◆ **Data lines**:
········
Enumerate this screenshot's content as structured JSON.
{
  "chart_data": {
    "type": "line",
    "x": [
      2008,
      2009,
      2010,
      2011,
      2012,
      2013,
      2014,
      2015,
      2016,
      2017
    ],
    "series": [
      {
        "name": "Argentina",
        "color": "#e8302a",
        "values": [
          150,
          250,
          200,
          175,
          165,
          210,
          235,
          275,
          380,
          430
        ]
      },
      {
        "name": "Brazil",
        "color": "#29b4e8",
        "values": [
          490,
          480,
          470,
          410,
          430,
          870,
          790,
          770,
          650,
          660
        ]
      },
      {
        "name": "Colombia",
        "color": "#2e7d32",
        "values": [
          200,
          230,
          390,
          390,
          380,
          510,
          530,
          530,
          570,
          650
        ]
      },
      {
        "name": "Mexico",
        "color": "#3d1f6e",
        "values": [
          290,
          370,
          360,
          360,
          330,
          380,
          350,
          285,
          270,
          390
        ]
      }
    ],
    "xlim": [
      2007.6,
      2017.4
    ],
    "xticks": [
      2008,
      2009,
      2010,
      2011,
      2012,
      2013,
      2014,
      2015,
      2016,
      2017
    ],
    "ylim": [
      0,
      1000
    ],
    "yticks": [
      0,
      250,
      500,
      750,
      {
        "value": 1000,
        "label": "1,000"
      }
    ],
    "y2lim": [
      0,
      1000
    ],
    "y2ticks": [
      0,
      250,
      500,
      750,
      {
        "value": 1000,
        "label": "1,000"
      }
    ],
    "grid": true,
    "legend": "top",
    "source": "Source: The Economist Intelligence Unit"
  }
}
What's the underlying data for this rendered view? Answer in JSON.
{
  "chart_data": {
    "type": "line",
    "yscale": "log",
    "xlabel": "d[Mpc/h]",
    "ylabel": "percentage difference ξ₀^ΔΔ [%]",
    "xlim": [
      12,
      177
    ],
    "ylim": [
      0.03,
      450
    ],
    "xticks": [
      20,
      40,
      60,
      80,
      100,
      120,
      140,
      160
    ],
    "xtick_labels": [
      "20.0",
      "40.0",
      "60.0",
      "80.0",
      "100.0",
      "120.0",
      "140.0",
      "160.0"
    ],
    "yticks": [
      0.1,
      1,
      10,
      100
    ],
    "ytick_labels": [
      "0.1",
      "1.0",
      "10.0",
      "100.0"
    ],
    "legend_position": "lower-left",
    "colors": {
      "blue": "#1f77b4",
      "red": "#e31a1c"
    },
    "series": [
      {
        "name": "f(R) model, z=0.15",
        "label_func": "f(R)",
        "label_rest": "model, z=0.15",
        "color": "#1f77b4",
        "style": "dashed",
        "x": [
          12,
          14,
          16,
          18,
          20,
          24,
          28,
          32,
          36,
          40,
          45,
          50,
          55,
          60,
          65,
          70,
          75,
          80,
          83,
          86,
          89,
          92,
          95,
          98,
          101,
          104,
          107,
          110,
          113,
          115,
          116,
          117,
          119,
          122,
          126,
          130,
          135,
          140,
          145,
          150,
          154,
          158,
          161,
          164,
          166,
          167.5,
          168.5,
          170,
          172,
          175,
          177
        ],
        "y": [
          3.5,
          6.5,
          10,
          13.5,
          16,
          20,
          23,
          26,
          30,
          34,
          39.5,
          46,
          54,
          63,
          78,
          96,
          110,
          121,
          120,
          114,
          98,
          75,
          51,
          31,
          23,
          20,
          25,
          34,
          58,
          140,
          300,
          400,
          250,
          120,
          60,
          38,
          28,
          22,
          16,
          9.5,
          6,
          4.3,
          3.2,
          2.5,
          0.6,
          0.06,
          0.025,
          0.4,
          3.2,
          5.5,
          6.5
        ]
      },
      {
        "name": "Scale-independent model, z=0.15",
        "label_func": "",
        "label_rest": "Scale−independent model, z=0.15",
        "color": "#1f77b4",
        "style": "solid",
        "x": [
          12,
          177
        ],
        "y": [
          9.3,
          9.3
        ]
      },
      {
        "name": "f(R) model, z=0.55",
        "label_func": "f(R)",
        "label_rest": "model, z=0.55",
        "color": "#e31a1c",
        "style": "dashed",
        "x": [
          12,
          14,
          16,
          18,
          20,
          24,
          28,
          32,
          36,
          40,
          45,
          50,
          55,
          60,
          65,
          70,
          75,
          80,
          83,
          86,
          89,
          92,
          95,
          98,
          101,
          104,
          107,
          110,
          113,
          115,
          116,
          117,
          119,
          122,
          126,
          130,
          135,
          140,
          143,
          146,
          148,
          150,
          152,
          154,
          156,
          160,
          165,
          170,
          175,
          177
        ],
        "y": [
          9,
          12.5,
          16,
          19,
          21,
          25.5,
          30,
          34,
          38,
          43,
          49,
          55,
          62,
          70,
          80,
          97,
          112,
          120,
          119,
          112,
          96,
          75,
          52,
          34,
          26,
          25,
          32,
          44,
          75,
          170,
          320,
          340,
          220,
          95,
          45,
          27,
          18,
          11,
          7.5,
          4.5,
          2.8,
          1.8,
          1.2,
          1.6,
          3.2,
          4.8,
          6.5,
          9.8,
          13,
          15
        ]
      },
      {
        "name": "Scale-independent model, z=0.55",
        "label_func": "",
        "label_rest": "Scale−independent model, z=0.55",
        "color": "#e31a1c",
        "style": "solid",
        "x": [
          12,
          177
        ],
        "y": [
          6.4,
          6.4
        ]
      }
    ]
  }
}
········
◆ **Objective**:
Using the data above, print every record exactly as shown.

◆ **The solution**:
Enumerate this screenshot's content as structured JSON.
{
  "chart_data": {
    "type": "line",
    "x": [
      2008,
      2009,
      2010,
      2011,
      2012,
      2013,
      2014,
      2015,
      2016,
      2017
    ],
    "series": [
      {
        "name": "Argentina",
        "color": "#e8302a",
        "values": [
          150,
          250,
          200,
          175,
          165,
          210,
          235,
          275,
          380,
          430
        ]
      },
      {
        "name": "Brazil",
        "color": "#29b4e8",
        "values": [
          490,
          480,
          470,
          410,
          430,
          870,
          790,
          770,
          650,
          660
        ]
      },
      {
        "name": "Colombia",
        "color": "#2e7d32",
        "values": [
          200,
          230,
          390,
          390,
          380,
          510,
          530,
          530,
          570,
          650
        ]
      },
      {
        "name": "Mexico",
        "color": "#3d1f6e",
        "values": [
          290,
          370,
          360,
          360,
          330,
          380,
          350,
          285,
          270,
          390
        ]
      }
    ],
    "xlim": [
      2007.6,
      2017.4
    ],
    "xticks": [
      2008,
      2009,
      2010,
      2011,
      2012,
      2013,
      2014,
      2015,
      2016,
      2017
    ],
    "ylim": [
      0,
      1000
    ],
    "yticks": [
      0,
      250,
      500,
      750,
      {
        "value": 1000,
        "label": "1,000"
      }
    ],
    "y2lim": [
      0,
      1000
    ],
    "y2ticks": [
      0,
      250,
      500,
      750,
      {
        "value": 1000,
        "label": "1,000"
      }
    ],
    "grid": true,
    "legend": "top",
    "source": "Source: The Economist Intelligence Unit"
  }
}
What's the underlying data for this rendered view? Answer in JSON.
{
  "chart_data": {
    "type": "line",
    "yscale": "log",
    "xlabel": "d[Mpc/h]",
    "ylabel": "percentage difference ξ₀^ΔΔ [%]",
    "xlim": [
      12,
      177
    ],
    "ylim": [
      0.03,
      450
    ],
    "xticks": [
      20,
      40,
      60,
      80,
      100,
      120,
      140,
      160
    ],
    "xtick_labels": [
      "20.0",
      "40.0",
      "60.0",
      "80.0",
      "100.0",
      "120.0",
      "140.0",
      "160.0"
    ],
    "yticks": [
      0.1,
      1,
      10,
      100
    ],
    "ytick_labels": [
      "0.1",
      "1.0",
      "10.0",
      "100.0"
    ],
    "legend_position": "lower-left",
    "colors": {
      "blue": "#1f77b4",
      "red": "#e31a1c"
    },
    "series": [
      {
        "name": "f(R) model, z=0.15",
        "label_func": "f(R)",
        "label_rest": "model, z=0.15",
        "color": "#1f77b4",
        "style": "dashed",
        "x": [
          12,
          14,
          16,
          18,
          20,
          24,
          28,
          32,
          36,
          40,
          45,
          50,
          55,
          60,
          65,
          70,
          75,
          80,
          83,
          86,
          89,
          92,
          95,
          98,
          101,
          104,
          107,
          110,
          113,
          115,
          116,
          117,
          119,
          122,
          126,
          130,
          135,
          140,
          145,
          150,
          154,
          158,
          161,
          164,
          166,
          167.5,
          168.5,
          170,
          172,
          175,
          177
        ],
        "y": [
          3.5,
          6.5,
          10,
          13.5,
          16,
          20,
          23,
          26,
          30,
          34,
          39.5,
          46,
          54,
          63,
          78,
          96,
          110,
          121,
          120,
          114,
          98,
          75,
          51,
          31,
          23,
          20,
          25,
          34,
          58,
          140,
          300,
          400,
          250,
          120,
          60,
          38,
          28,
          22,
          16,
          9.5,
          6,
          4.3,
          3.2,
          2.5,
          0.6,
          0.06,
          0.025,
          0.4,
          3.2,
          5.5,
          6.5
        ]
      },
      {
        "name": "Scale-independent model, z=0.15",
        "label_func": "",
        "label_rest": "Scale−independent model, z=0.15",
        "color": "#1f77b4",
        "style": "solid",
        "x": [
          12,
          177
        ],
        "y": [
          9.3,
          9.3
        ]
      },
      {
        "name": "f(R) model, z=0.55",
        "label_func": "f(R)",
        "label_rest": "model, z=0.55",
        "color": "#e31a1c",
        "style": "dashed",
        "x": [
          12,
          14,
          16,
          18,
          20,
          24,
          28,
          32,
          36,
          40,
          45,
          50,
          55,
          60,
          65,
          70,
          75,
          80,
          83,
          86,
          89,
          92,
          95,
          98,
          101,
          104,
          107,
          110,
          113,
          115,
          116,
          117,
          119,
          122,
          126,
          130,
          135,
          140,
          143,
          146,
          148,
          150,
          152,
          154,
          156,
          160,
          165,
          170,
          175,
          177
        ],
        "y": [
          9,
          12.5,
          16,
          19,
          21,
          25.5,
          30,
          34,
          38,
          43,
          49,
          55,
          62,
          70,
          80,
          97,
          112,
          120,
          119,
          112,
          96,
          75,
          52,
          34,
          26,
          25,
          32,
          44,
          75,
          170,
          320,
          340,
          220,
          95,
          45,
          27,
          18,
          11,
          7.5,
          4.5,
          2.8,
          1.8,
          1.2,
          1.6,
          3.2,
          4.8,
          6.5,
          9.8,
          13,
          15
        ]
      },
      {
        "name": "Scale-independent model, z=0.55",
        "label_func": "",
        "label_rest": "Scale−independent model, z=0.55",
        "color": "#e31a1c",
        "style": "solid",
        "x": [
          12,
          177
        ],
        "y": [
          6.4,
          6.4
        ]
      }
    ]
  }
}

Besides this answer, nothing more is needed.